* [Exercise directions] Extract each line of the data below exactly as written.

— begin Entries —

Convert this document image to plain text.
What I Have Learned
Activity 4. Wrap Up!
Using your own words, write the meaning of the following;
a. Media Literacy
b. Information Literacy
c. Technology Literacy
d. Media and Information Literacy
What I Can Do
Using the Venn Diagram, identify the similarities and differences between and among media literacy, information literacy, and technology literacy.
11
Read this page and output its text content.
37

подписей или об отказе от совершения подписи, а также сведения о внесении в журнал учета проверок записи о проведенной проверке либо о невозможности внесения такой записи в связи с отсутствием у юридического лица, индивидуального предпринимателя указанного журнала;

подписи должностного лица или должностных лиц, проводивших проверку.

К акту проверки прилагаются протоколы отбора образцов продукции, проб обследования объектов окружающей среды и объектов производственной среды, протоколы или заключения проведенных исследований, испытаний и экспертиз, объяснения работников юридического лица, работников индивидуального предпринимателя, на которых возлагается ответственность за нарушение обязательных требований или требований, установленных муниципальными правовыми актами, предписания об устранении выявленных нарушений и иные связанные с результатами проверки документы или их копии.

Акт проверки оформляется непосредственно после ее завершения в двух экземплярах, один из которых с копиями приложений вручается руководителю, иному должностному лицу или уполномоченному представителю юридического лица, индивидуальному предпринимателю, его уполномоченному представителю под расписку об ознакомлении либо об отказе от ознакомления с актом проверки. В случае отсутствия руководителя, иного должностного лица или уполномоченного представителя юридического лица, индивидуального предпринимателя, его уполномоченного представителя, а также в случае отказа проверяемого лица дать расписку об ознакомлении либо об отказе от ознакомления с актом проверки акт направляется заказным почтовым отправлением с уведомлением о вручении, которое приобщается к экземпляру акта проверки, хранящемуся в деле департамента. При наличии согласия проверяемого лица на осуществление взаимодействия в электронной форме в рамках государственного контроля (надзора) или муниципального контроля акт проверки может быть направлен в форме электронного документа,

— end Entries —

* [Result for this task]
Convert this document image to plain text.
What I Have Learned
Activity 4. Wrap Up!
Using your own words, write the meaning of the following;
a. Media Literacy
b. Information Literacy
c. Technology Literacy
d. Media and Information Literacy
What I Can Do
Using the Venn Diagram, identify the similarities and differences between and among media literacy, information literacy, and technology literacy.
11
Read this page and output its text content.
37

подписей или об отказе от совершения подписи, а также сведения о внесении в журнал учета проверок записи о проведенной проверке либо о невозможности внесения такой записи в связи с отсутствием у юридического лица, индивидуального предпринимателя указанного журнала;

подписи должностного лица или должностных лиц, проводивших проверку.

К акту проверки прилагаются протоколы отбора образцов продукции, проб обследования объектов окружающей среды и объектов производственной среды, протоколы или заключения проведенных исследований, испытаний и экспертиз, объяснения работников юридического лица, работников индивидуального предпринимателя, на которых возлагается ответственность за нарушение обязательных требований или требований, установленных муниципальными правовыми актами, предписания об устранении выявленных нарушений и иные связанные с результатами проверки документы или их копии.

Акт проверки оформляется непосредственно после ее завершения в двух экземплярах, один из которых с копиями приложений вручается руководителю, иному должностному лицу или уполномоченному представителю юридического лица, индивидуальному предпринимателю, его уполномоченному представителю под расписку об ознакомлении либо об отказе от ознакомления с актом проверки. В случае отсутствия руководителя, иного должностного лица или уполномоченного представителя юридического лица, индивидуального предпринимателя, его уполномоченного представителя, а также в случае отказа проверяемого лица дать расписку об ознакомлении либо об отказе от ознакомления с актом проверки акт направляется заказным почтовым отправлением с уведомлением о вручении, которое приобщается к экземпляру акта проверки, хранящемуся в деле департамента. При наличии согласия проверяемого лица на осуществление взаимодействия в электронной форме в рамках государственного контроля (надзора) или муниципального контроля акт проверки может быть направлен в форме электронного документа,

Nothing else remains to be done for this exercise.